* What is required
Reproduce the listing word for word, leaving every picture behind.

* Data shown
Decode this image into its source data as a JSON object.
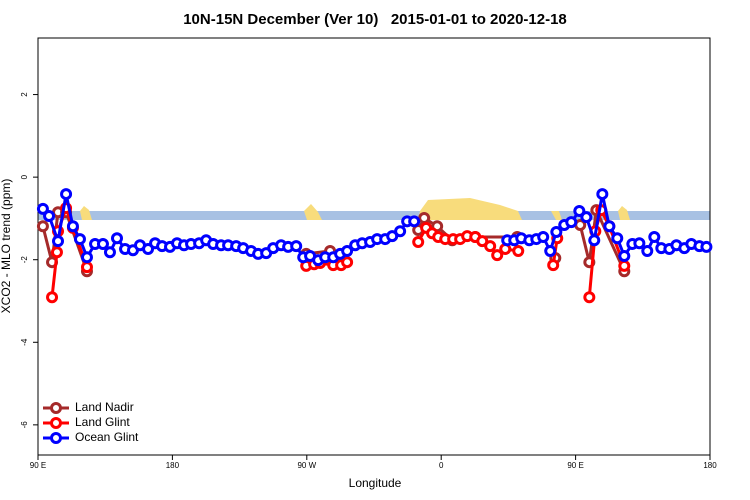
{
  "chart_data": {
    "type": "line",
    "title": "10N-15N December (Ver 10)   2015-01-01 to 2020-12-18",
    "x_label": "Longitude",
    "y_label": "XCO2 - MLO trend (ppm)",
    "xlim": [
      90,
      540
    ],
    "ylim": [
      -6.73,
      3.37
    ],
    "xticks": [
      {
        "value": 90,
        "label": "90 E"
      },
      180,
      {
        "value": 270,
        "label": "90 W"
      },
      {
        "value": 360,
        "label": "0"
      },
      {
        "value": 450,
        "label": "90 E"
      },
      {
        "value": 540,
        "label": "180"
      }
    ],
    "yticks": [
      -6,
      -4,
      -2,
      0,
      2
    ],
    "legend": "bottom-left",
    "series": [
      {
        "name": "Land Nadir",
        "color": "#a52a2a",
        "x": [
          93.3,
          99.4,
          103.4,
          108.8,
          122.8,
          null,
          269.6,
          285.6,
          292.3,
          null,
          344.6,
          348.6,
          357.3,
          367.4,
          382.8,
          410.9,
          null,
          436.4,
          null,
          453.1,
          459.2,
          463.9,
          482.6
        ],
        "values": [
          -1.19,
          -2.06,
          -0.85,
          -0.85,
          -2.28,
          null,
          -1.86,
          -1.79,
          -2.06,
          null,
          -1.28,
          -0.99,
          -1.19,
          -1.53,
          -1.45,
          -1.45,
          null,
          -1.96,
          null,
          -1.16,
          -2.06,
          -0.8,
          -2.28
        ]
      },
      {
        "name": "Land Glint",
        "color": "#ff0000",
        "x": [
          99.4,
          102.7,
          103.4,
          108.8,
          113.4,
          122.8,
          null,
          269.6,
          274.9,
          278.9,
          287.7,
          293.0,
          297.0,
          null,
          344.6,
          349.9,
          353.9,
          358.0,
          362.7,
          368.0,
          372.7,
          377.4,
          382.8,
          387.5,
          392.8,
          397.5,
          402.9,
          411.6,
          null,
          435.0,
          437.7,
          null,
          459.2,
          463.2,
          467.2,
          472.6,
          482.6
        ],
        "values": [
          -2.91,
          -1.82,
          -1.31,
          -0.75,
          -1.23,
          -2.18,
          null,
          -2.15,
          -2.11,
          -2.08,
          -2.13,
          -2.13,
          -2.06,
          null,
          -1.57,
          -1.23,
          -1.36,
          -1.45,
          -1.5,
          -1.5,
          -1.5,
          -1.43,
          -1.45,
          -1.55,
          -1.67,
          -1.89,
          -1.74,
          -1.79,
          null,
          -2.13,
          -1.48,
          null,
          -2.91,
          -1.31,
          -0.8,
          -1.19,
          -2.15
        ]
      },
      {
        "name": "Ocean Glint",
        "color": "#0000ff",
        "x": [
          93.3,
          97.4,
          103.4,
          108.8,
          113.4,
          118.1,
          122.8,
          128.2,
          133.5,
          138.2,
          142.9,
          148.3,
          153.6,
          158.3,
          163.7,
          168.4,
          173.1,
          178.4,
          183.1,
          187.8,
          192.5,
          197.9,
          202.6,
          207.3,
          212.6,
          217.3,
          222.7,
          227.4,
          232.7,
          237.4,
          242.8,
          247.5,
          252.8,
          257.5,
          262.9,
          267.6,
          272.2,
          277.6,
          282.3,
          287.7,
          292.3,
          297.0,
          302.4,
          307.1,
          312.4,
          317.1,
          322.5,
          327.2,
          332.5,
          337.2,
          341.9,
          null,
          404.2,
          408.9,
          413.6,
          419.0,
          423.7,
          428.3,
          433.0,
          437.1,
          442.4,
          447.1,
          452.5,
          457.2,
          462.5,
          467.9,
          472.6,
          477.9,
          482.6,
          488.0,
          492.7,
          498.0,
          502.7,
          507.4,
          512.8,
          517.5,
          522.8,
          527.5,
          532.9,
          537.6
        ],
        "values": [
          -0.77,
          -0.94,
          -1.55,
          -0.41,
          -1.19,
          -1.5,
          -1.94,
          -1.62,
          -1.62,
          -1.82,
          -1.48,
          -1.74,
          -1.77,
          -1.65,
          -1.74,
          -1.6,
          -1.67,
          -1.69,
          -1.6,
          -1.65,
          -1.62,
          -1.6,
          -1.53,
          -1.62,
          -1.65,
          -1.65,
          -1.67,
          -1.72,
          -1.79,
          -1.86,
          -1.84,
          -1.72,
          -1.65,
          -1.69,
          -1.67,
          -1.94,
          -1.91,
          -2.01,
          -1.94,
          -1.94,
          -1.86,
          -1.79,
          -1.65,
          -1.6,
          -1.57,
          -1.5,
          -1.5,
          -1.43,
          -1.31,
          -1.07,
          -1.07,
          null,
          -1.53,
          -1.53,
          -1.48,
          -1.53,
          -1.5,
          -1.45,
          -1.79,
          -1.33,
          -1.16,
          -1.09,
          -0.82,
          -0.97,
          -1.53,
          -0.41,
          -1.19,
          -1.48,
          -1.91,
          -1.62,
          -1.6,
          -1.79,
          -1.45,
          -1.72,
          -1.74,
          -1.65,
          -1.72,
          -1.62,
          -1.67,
          -1.69
        ]
      }
    ]
  }
}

* The completed task
Decode this image into its source data as a JSON object.
{
  "chart_data": {
    "type": "line",
    "title": "10N-15N December (Ver 10)   2015-01-01 to 2020-12-18",
    "x_label": "Longitude",
    "y_label": "XCO2 - MLO trend (ppm)",
    "xlim": [
      90,
      540
    ],
    "ylim": [
      -6.73,
      3.37
    ],
    "xticks": [
      {
        "value": 90,
        "label": "90 E"
      },
      180,
      {
        "value": 270,
        "label": "90 W"
      },
      {
        "value": 360,
        "label": "0"
      },
      {
        "value": 450,
        "label": "90 E"
      },
      {
        "value": 540,
        "label": "180"
      }
    ],
    "yticks": [
      -6,
      -4,
      -2,
      0,
      2
    ],
    "legend": "bottom-left",
    "series": [
      {
        "name": "Land Nadir",
        "color": "#a52a2a",
        "x": [
          93.3,
          99.4,
          103.4,
          108.8,
          122.8,
          null,
          269.6,
          285.6,
          292.3,
          null,
          344.6,
          348.6,
          357.3,
          367.4,
          382.8,
          410.9,
          null,
          436.4,
          null,
          453.1,
          459.2,
          463.9,
          482.6
        ],
        "values": [
          -1.19,
          -2.06,
          -0.85,
          -0.85,
          -2.28,
          null,
          -1.86,
          -1.79,
          -2.06,
          null,
          -1.28,
          -0.99,
          -1.19,
          -1.53,
          -1.45,
          -1.45,
          null,
          -1.96,
          null,
          -1.16,
          -2.06,
          -0.8,
          -2.28
        ]
      },
      {
        "name": "Land Glint",
        "color": "#ff0000",
        "x": [
          99.4,
          102.7,
          103.4,
          108.8,
          113.4,
          122.8,
          null,
          269.6,
          274.9,
          278.9,
          287.7,
          293.0,
          297.0,
          null,
          344.6,
          349.9,
          353.9,
          358.0,
          362.7,
          368.0,
          372.7,
          377.4,
          382.8,
          387.5,
          392.8,
          397.5,
          402.9,
          411.6,
          null,
          435.0,
          437.7,
          null,
          459.2,
          463.2,
          467.2,
          472.6,
          482.6
        ],
        "values": [
          -2.91,
          -1.82,
          -1.31,
          -0.75,
          -1.23,
          -2.18,
          null,
          -2.15,
          -2.11,
          -2.08,
          -2.13,
          -2.13,
          -2.06,
          null,
          -1.57,
          -1.23,
          -1.36,
          -1.45,
          -1.5,
          -1.5,
          -1.5,
          -1.43,
          -1.45,
          -1.55,
          -1.67,
          -1.89,
          -1.74,
          -1.79,
          null,
          -2.13,
          -1.48,
          null,
          -2.91,
          -1.31,
          -0.8,
          -1.19,
          -2.15
        ]
      },
      {
        "name": "Ocean Glint",
        "color": "#0000ff",
        "x": [
          93.3,
          97.4,
          103.4,
          108.8,
          113.4,
          118.1,
          122.8,
          128.2,
          133.5,
          138.2,
          142.9,
          148.3,
          153.6,
          158.3,
          163.7,
          168.4,
          173.1,
          178.4,
          183.1,
          187.8,
          192.5,
          197.9,
          202.6,
          207.3,
          212.6,
          217.3,
          222.7,
          227.4,
          232.7,
          237.4,
          242.8,
          247.5,
          252.8,
          257.5,
          262.9,
          267.6,
          272.2,
          277.6,
          282.3,
          287.7,
          292.3,
          297.0,
          302.4,
          307.1,
          312.4,
          317.1,
          322.5,
          327.2,
          332.5,
          337.2,
          341.9,
          null,
          404.2,
          408.9,
          413.6,
          419.0,
          423.7,
          428.3,
          433.0,
          437.1,
          442.4,
          447.1,
          452.5,
          457.2,
          462.5,
          467.9,
          472.6,
          477.9,
          482.6,
          488.0,
          492.7,
          498.0,
          502.7,
          507.4,
          512.8,
          517.5,
          522.8,
          527.5,
          532.9,
          537.6
        ],
        "values": [
          -0.77,
          -0.94,
          -1.55,
          -0.41,
          -1.19,
          -1.5,
          -1.94,
          -1.62,
          -1.62,
          -1.82,
          -1.48,
          -1.74,
          -1.77,
          -1.65,
          -1.74,
          -1.6,
          -1.67,
          -1.69,
          -1.6,
          -1.65,
          -1.62,
          -1.6,
          -1.53,
          -1.62,
          -1.65,
          -1.65,
          -1.67,
          -1.72,
          -1.79,
          -1.86,
          -1.84,
          -1.72,
          -1.65,
          -1.69,
          -1.67,
          -1.94,
          -1.91,
          -2.01,
          -1.94,
          -1.94,
          -1.86,
          -1.79,
          -1.65,
          -1.6,
          -1.57,
          -1.5,
          -1.5,
          -1.43,
          -1.31,
          -1.07,
          -1.07,
          null,
          -1.53,
          -1.53,
          -1.48,
          -1.53,
          -1.5,
          -1.45,
          -1.79,
          -1.33,
          -1.16,
          -1.09,
          -0.82,
          -0.97,
          -1.53,
          -0.41,
          -1.19,
          -1.48,
          -1.91,
          -1.62,
          -1.6,
          -1.79,
          -1.45,
          -1.72,
          -1.74,
          -1.65,
          -1.72,
          -1.62,
          -1.67,
          -1.69
        ]
      }
    ]
  }
}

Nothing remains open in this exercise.